_The problem_
Search the data below for "calendar"; list each line that holds it.

=-=-=-=-=

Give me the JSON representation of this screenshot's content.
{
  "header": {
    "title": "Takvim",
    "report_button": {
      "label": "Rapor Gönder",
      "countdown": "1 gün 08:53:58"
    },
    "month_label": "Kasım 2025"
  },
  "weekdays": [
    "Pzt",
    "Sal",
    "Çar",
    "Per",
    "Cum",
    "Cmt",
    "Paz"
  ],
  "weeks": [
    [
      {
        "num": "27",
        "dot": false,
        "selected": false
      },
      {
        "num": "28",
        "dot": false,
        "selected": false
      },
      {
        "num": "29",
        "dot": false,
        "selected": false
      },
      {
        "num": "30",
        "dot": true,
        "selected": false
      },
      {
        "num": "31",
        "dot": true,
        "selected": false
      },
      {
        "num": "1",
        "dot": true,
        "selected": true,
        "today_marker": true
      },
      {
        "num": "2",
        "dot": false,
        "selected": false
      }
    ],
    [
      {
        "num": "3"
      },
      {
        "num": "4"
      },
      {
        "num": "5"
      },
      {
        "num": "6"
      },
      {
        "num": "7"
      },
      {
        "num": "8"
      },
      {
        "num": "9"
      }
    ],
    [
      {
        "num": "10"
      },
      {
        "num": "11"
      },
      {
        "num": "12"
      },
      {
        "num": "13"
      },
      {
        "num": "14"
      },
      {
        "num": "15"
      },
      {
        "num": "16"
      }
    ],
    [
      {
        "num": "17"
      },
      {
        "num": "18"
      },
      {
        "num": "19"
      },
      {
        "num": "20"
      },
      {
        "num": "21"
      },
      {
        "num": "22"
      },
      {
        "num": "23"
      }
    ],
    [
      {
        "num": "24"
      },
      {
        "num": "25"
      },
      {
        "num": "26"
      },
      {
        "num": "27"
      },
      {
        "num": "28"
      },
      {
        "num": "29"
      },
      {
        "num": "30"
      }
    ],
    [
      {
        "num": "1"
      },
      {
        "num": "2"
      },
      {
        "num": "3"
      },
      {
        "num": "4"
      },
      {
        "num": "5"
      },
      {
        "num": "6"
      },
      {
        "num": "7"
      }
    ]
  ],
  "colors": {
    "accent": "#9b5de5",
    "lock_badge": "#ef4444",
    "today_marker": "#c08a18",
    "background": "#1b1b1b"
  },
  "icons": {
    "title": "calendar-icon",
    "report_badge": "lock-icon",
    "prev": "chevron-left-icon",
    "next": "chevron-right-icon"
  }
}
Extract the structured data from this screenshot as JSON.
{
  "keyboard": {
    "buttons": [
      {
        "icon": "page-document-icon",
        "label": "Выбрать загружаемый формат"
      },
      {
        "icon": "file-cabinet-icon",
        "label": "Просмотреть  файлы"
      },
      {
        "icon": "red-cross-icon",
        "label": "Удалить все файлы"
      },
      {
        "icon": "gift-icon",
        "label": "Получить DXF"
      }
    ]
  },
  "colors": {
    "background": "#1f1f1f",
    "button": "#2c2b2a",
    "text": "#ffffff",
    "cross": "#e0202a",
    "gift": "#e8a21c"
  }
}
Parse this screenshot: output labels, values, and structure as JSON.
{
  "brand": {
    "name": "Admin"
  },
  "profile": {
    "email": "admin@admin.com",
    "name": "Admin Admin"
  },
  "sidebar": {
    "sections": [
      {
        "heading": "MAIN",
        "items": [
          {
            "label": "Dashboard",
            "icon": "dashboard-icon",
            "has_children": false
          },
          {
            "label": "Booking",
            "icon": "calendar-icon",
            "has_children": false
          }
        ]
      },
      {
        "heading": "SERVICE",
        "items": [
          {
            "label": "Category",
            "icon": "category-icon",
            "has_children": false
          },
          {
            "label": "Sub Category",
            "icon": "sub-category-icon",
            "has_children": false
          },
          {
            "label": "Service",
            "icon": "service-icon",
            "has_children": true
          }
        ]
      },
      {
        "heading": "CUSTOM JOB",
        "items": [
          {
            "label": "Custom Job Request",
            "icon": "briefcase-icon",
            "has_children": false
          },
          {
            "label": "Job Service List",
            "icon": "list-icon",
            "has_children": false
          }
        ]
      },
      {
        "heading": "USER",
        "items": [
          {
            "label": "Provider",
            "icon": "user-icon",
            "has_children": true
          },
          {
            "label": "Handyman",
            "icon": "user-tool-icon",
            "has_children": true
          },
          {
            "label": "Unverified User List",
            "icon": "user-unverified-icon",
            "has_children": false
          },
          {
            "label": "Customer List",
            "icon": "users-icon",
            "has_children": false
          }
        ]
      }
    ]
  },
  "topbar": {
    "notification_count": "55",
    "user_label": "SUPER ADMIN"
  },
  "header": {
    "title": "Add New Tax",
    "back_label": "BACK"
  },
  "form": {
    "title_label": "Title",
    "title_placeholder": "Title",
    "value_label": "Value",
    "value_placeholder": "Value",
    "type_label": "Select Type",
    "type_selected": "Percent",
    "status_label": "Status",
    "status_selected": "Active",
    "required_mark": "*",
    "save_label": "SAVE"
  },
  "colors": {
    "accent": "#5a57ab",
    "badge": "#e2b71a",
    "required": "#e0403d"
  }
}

=-=-=-=-=

_Complete output_
    "title": "calendar-icon",
            "icon": "calendar-icon",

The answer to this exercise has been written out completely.